**** Information given ****
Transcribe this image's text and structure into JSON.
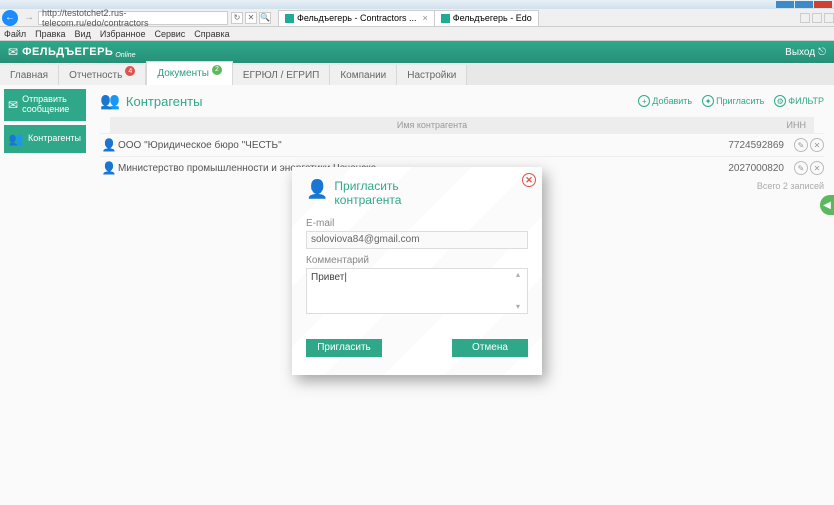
{
  "window": {
    "url": "http://testotchet2.rus-telecom.ru/edo/contractors",
    "tabs": [
      {
        "title": "Фельдъегерь - Contractors ..."
      },
      {
        "title": "Фельдъегерь - Edo"
      }
    ],
    "menu": [
      "Файл",
      "Правка",
      "Вид",
      "Избранное",
      "Сервис",
      "Справка"
    ]
  },
  "app": {
    "logo": "ФЕЛЬДЪЕГЕРЬ",
    "logo_sub": "Online",
    "exit": "Выход"
  },
  "nav": {
    "items": [
      {
        "label": "Главная",
        "badge": null
      },
      {
        "label": "Отчетность",
        "badge": "4",
        "badge_cls": "badge-red"
      },
      {
        "label": "Документы",
        "badge": "2",
        "badge_cls": "badge-green",
        "active": true
      },
      {
        "label": "ЕГРЮЛ / ЕГРИП"
      },
      {
        "label": "Компании"
      },
      {
        "label": "Настройки"
      }
    ]
  },
  "sidebar": {
    "send_label": "Отправить сообщение",
    "contr_label": "Контрагенты"
  },
  "page": {
    "title": "Контрагенты",
    "actions": {
      "add": "Добавить",
      "invite": "Пригласить",
      "filter": "ФИЛЬТР"
    },
    "columns": {
      "name": "Имя контрагента",
      "inn": "ИНН"
    },
    "rows": [
      {
        "name": "ООО \"Юридическое бюро \"ЧЕСТЬ\"",
        "inn": "7724592869"
      },
      {
        "name": "Министерство промышленности и энергетики Чеченско",
        "inn": "2027000820"
      }
    ],
    "total": "Всего 2 записей"
  },
  "modal": {
    "title_l1": "Пригласить",
    "title_l2": "контрагента",
    "email_label": "E-mail",
    "email_value": "soloviova84@gmail.com",
    "comment_label": "Комментарий",
    "comment_value": "Привет|",
    "ok": "Пригласить",
    "cancel": "Отмена"
  }
}
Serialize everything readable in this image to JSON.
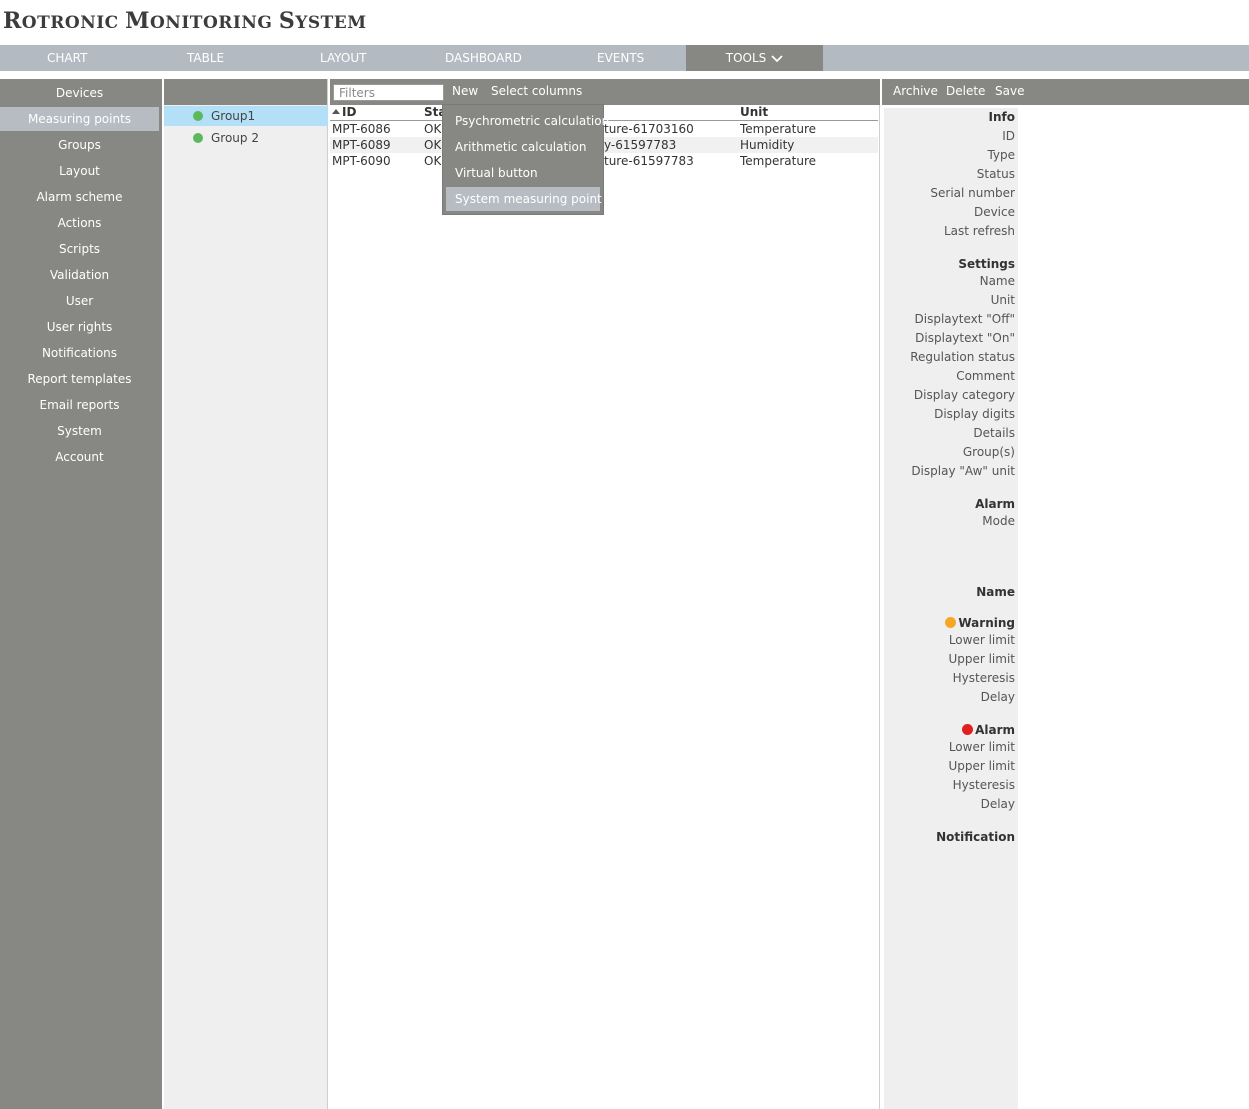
****
** Direction **
Reply with nothing except the number of lines in the listing above that include the string "badge".

** Result **
5